▸ Directive: Can you find the lines of the listing that include "this" and copy every one?

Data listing
* begin *
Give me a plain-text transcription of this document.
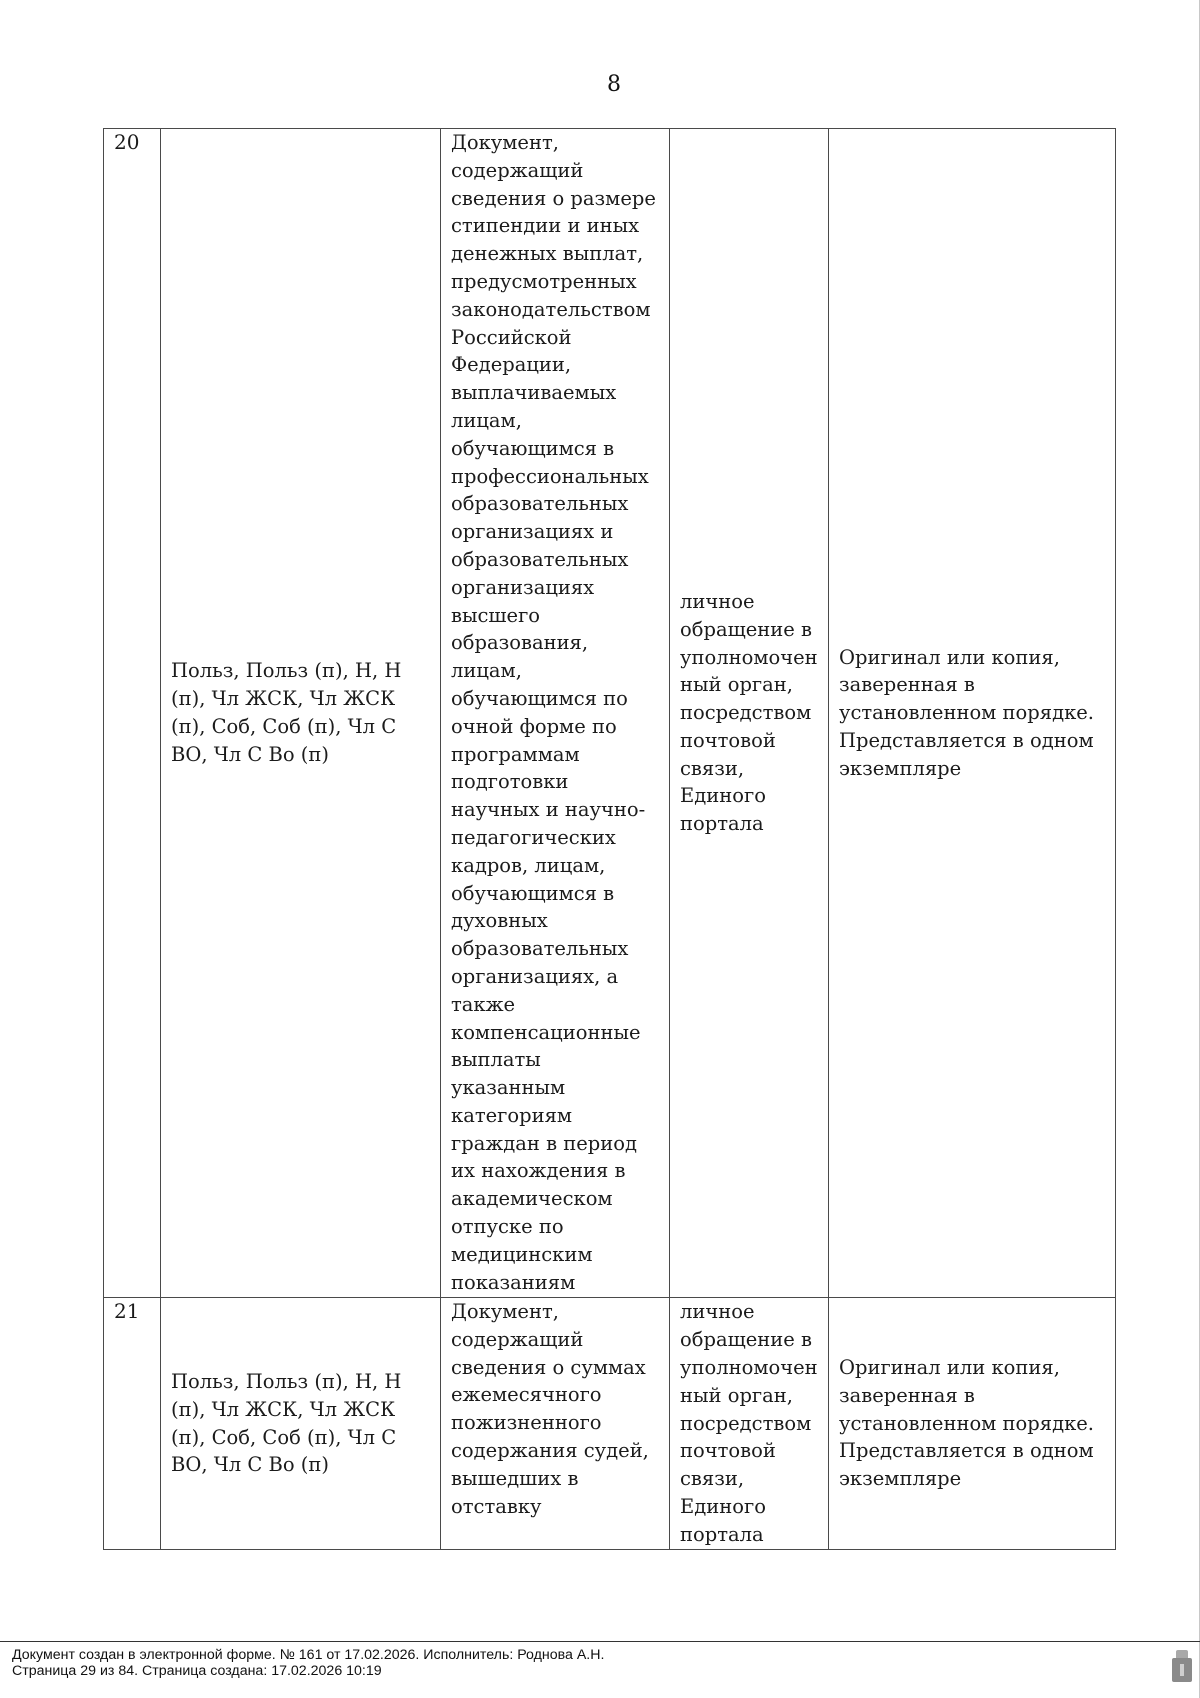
8
20	Польз, Польз (п), Н, Н (п), Чл ЖСК, Чл ЖСК (п), Соб, Соб (п), Чл С ВО, Чл С Во (п)	Документ, содержащий сведения о размере стипендии и иных денежных выплат, предусмотренных законодательством Российской Федерации, выплачиваемых лицам, обучающимся в профессиональных образовательных организациях и образовательных организациях высшего образования, лицам, обучающимся по очной форме по программам подготовки научных и научно-педагогических кадров, лицам, обучающимся в духовных образовательных организациях, а также компенсационные выплаты указанным категориям граждан в период их нахождения в академическом отпуске по медицинским показаниям	личное обращение в уполномочен ный орган, посредством почтовой связи, Единого портала	Оригинал или копия, заверенная в установленном порядке. Представляется в одном экземпляре
21	Польз, Польз (п), Н, Н (п), Чл ЖСК, Чл ЖСК (п), Соб, Соб (п), Чл С ВО, Чл С Во (п)	Документ, содержащий сведения о суммах ежемесячного пожизненного содержания судей, вышедших в отставку	личное обращение в уполномочен ный орган, посредством почтовой связи, Единого портала	Оригинал или копия, заверенная в установленном порядке. Представляется в одном экземпляре
Документ создан в электронной форме. № 161 от 17.02.2026. Исполнитель: Роднова А.Н.
Страница 29 из 84. Страница создана: 17.02.2026 10:19
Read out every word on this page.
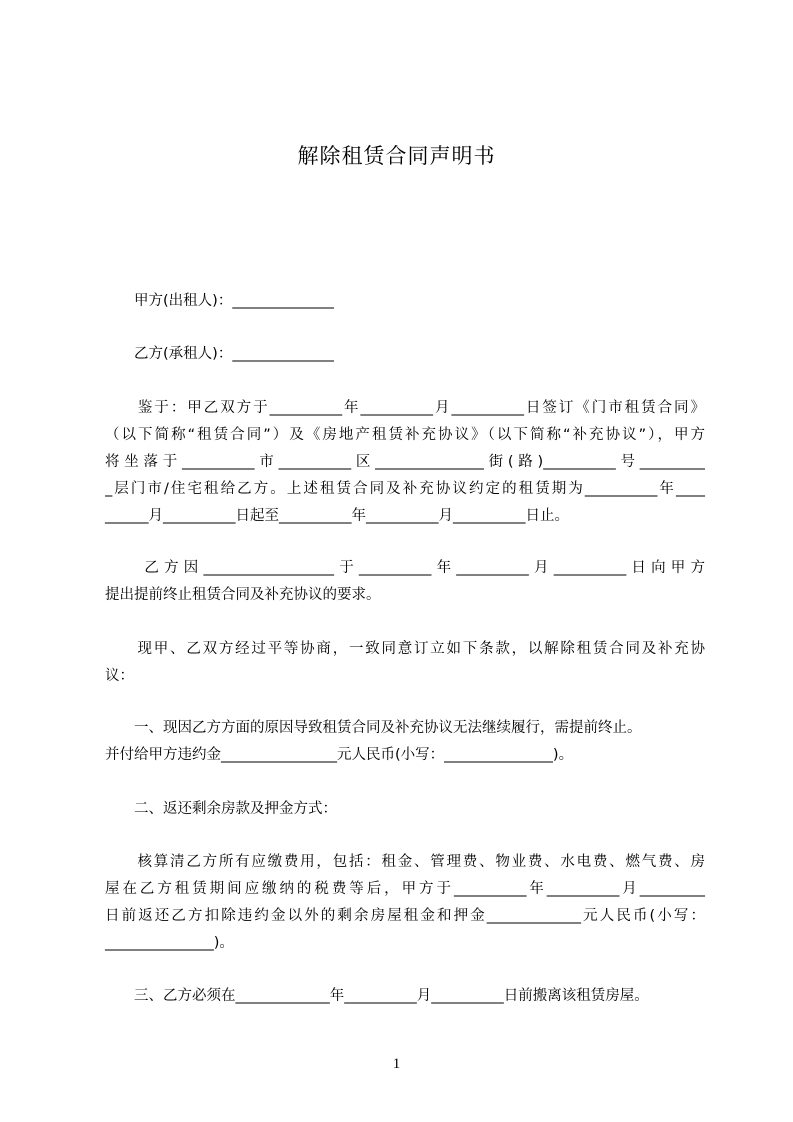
解除租赁合同声明书
　　甲方(出租人)：______________
　　乙方(承租人)：______________
　　鉴于：甲乙双方于__________年__________月__________日签订《门市租赁合同》
（以下简称“租赁合同”）及《房地产租赁补充协议》（以下简称“补充协议”），甲方
将坐落于__________市__________区_______________街(路)__________号_________
_层门市/住宅租给乙方。上述租赁合同及补充协议约定的租赁期为__________年____
______月__________日起至__________年__________月__________日止。
　　乙方因__________________于__________年__________月__________日向甲方
提出提前终止租赁合同及补充协议的要求。
　　现甲、乙双方经过平等协商，一致同意订立如下条款，以解除租赁合同及补充协
议：
　　一、现因乙方方面的原因导致租赁合同及补充协议无法继续履行，需提前终止。
并付给甲方违约金________________元人民币(小写：_______________)。
　　二、返还剩余房款及押金方式：
　　核算清乙方所有应缴费用，包括：租金、管理费、物业费、水电费、燃气费、房
屋在乙方租赁期间应缴纳的税费等后，甲方于__________年__________月_________
日前返还乙方扣除违约金以外的剩余房屋租金和押金_____________元人民币(小写：
_______________)。
　　三、乙方必须在_____________年__________月__________日前搬离该租赁房屋。
1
* end *
▸ Written response:
Give me a plain-text transcription of this document.
Read out every word on this page.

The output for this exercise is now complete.